═════ Extrait du document

Le principe qui sous-tend le statut de cohabitant est que la personne bénéficiaire d’une allocation sociale vivant sous le même toit qu’une autre personne – un conjoint, un parent ou un colocataire – perçoit de facto un revenu moindre (que le taux isolé) au nom des économies d’échelle réalisées en partageant les frais.
Au fil du temps, le statut cohabitant a été étendu à d’autres régimes (revenu d’intégration sociale, Grapa, indemnités d’incapacité de travail…).
Un modèle d’un autre âge
Tous les citoyens sont concernés mais les femmes restent encore majoritaires dans la colonne des bénéficiaires du statut cohabitant, pour avoir par exemple renoncé à exercer une activité professionnelle à temps plein, cédant le statut de chef de ménage à leur conjoint, financièrement plus avantageux pour la famille.

══════════
═════ Données de l'exercice

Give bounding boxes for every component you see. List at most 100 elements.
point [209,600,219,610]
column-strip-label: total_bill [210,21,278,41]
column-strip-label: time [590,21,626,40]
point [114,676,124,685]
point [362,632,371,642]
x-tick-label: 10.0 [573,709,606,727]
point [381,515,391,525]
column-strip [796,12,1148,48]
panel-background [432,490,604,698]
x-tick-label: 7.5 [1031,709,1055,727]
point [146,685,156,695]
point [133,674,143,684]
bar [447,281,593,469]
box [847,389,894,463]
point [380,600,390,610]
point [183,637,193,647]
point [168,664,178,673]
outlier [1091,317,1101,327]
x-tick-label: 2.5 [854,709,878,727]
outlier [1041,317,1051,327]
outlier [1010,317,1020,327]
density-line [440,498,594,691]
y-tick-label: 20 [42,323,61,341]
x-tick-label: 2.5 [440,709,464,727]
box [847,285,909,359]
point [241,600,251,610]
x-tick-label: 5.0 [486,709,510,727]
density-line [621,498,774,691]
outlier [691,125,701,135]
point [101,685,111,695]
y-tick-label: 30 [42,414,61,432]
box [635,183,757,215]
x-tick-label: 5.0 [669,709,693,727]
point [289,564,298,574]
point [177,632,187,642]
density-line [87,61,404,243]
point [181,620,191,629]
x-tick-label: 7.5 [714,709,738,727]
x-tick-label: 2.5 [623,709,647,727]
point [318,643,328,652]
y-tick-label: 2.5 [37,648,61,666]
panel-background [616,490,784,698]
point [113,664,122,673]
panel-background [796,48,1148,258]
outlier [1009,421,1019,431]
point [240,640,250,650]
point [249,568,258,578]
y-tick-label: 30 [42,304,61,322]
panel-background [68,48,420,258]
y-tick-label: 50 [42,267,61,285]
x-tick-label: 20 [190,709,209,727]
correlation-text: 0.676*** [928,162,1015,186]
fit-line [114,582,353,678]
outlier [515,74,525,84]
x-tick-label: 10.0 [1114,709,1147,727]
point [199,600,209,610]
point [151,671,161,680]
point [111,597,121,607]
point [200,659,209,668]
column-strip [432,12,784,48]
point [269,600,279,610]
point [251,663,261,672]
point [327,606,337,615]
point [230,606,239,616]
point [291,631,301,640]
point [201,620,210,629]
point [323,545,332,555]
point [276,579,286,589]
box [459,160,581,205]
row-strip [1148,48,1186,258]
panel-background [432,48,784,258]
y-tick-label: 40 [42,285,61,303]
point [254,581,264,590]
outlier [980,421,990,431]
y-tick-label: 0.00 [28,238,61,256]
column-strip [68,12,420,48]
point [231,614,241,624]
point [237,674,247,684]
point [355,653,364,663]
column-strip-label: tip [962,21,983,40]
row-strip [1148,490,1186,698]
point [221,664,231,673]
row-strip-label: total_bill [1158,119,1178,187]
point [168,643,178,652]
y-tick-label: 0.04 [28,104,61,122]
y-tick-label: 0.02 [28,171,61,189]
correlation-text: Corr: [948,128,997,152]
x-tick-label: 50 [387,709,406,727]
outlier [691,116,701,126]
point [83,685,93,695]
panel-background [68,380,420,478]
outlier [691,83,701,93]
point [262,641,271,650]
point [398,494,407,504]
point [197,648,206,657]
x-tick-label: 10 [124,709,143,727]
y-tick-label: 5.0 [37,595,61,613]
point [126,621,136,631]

══════════

= Consigne =
Relevez dans l'extrait sur le statut de cohabitant toutes les personnes citées comme pouvant vivre sous le même toit que le bénéficiaire d'une allocation sociale.

= Corrigé =
Un conjoint, un parent, un colocataire.